>>>

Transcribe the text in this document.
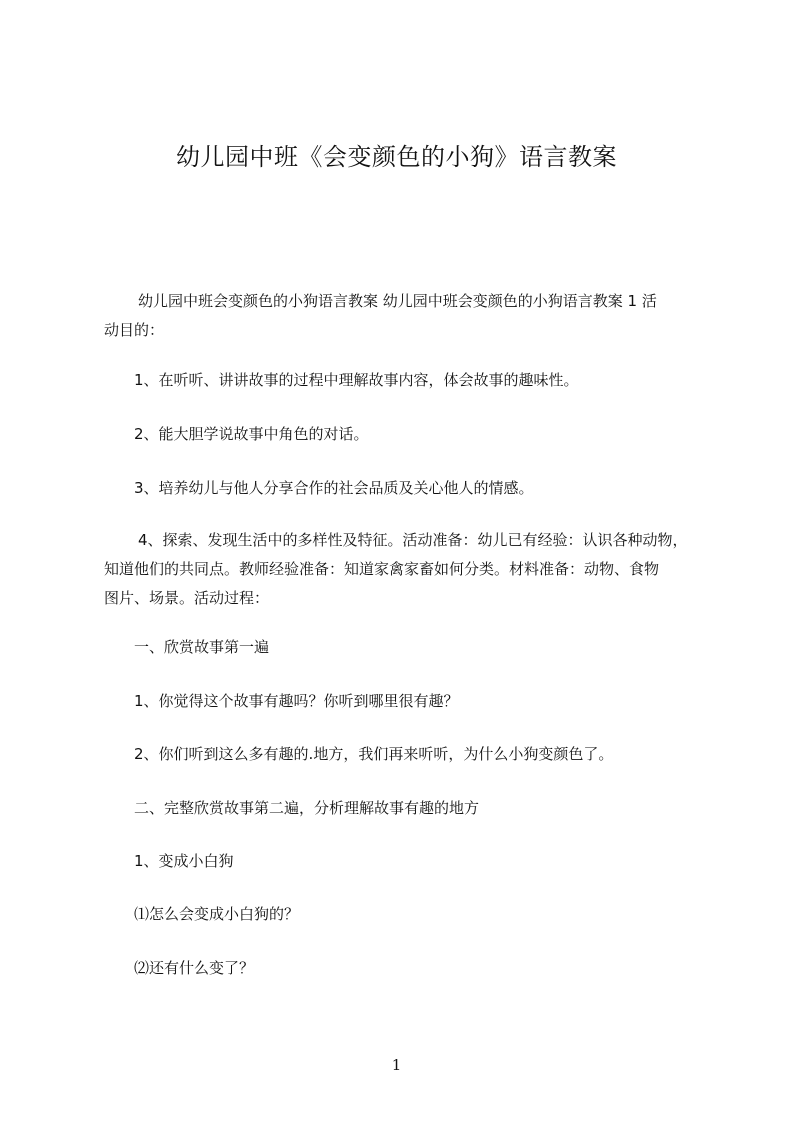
幼儿园中班《会变颜色的小狗》语言教案

幼儿园中班会变颜色的小狗语言教案 幼儿园中班会变颜色的小狗语言教案 1 活
动目的：

1、在听听、讲讲故事的过程中理解故事内容，体会故事的趣味性。

2、能大胆学说故事中角色的对话。

3、培养幼儿与他人分享合作的社会品质及关心他人的情感。

4、探索、发现生活中的多样性及特征。活动准备：幼儿已有经验：认识各种动物，
知道他们的共同点。教师经验准备：知道家禽家畜如何分类。材料准备：动物、食物
图片、场景。活动过程：

一、欣赏故事第一遍

1、你觉得这个故事有趣吗？你听到哪里很有趣？

2、你们听到这么多有趣的.地方，我们再来听听，为什么小狗变颜色了。

二、完整欣赏故事第二遍，分析理解故事有趣的地方

1、变成小白狗

⑴怎么会变成小白狗的？

⑵还有什么变了？

1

<<<

What the task asks: Leave out all images, then reproduce the entries above exactly.

Answer below:
Transcribe the text in this document.
幼儿园中班《会变颜色的小狗》语言教案

幼儿园中班会变颜色的小狗语言教案 幼儿园中班会变颜色的小狗语言教案 1 活
动目的：

1、在听听、讲讲故事的过程中理解故事内容，体会故事的趣味性。

2、能大胆学说故事中角色的对话。

3、培养幼儿与他人分享合作的社会品质及关心他人的情感。

4、探索、发现生活中的多样性及特征。活动准备：幼儿已有经验：认识各种动物，
知道他们的共同点。教师经验准备：知道家禽家畜如何分类。材料准备：动物、食物
图片、场景。活动过程：

一、欣赏故事第一遍

1、你觉得这个故事有趣吗？你听到哪里很有趣？

2、你们听到这么多有趣的.地方，我们再来听听，为什么小狗变颜色了。

二、完整欣赏故事第二遍，分析理解故事有趣的地方

1、变成小白狗

⑴怎么会变成小白狗的？

⑵还有什么变了？

1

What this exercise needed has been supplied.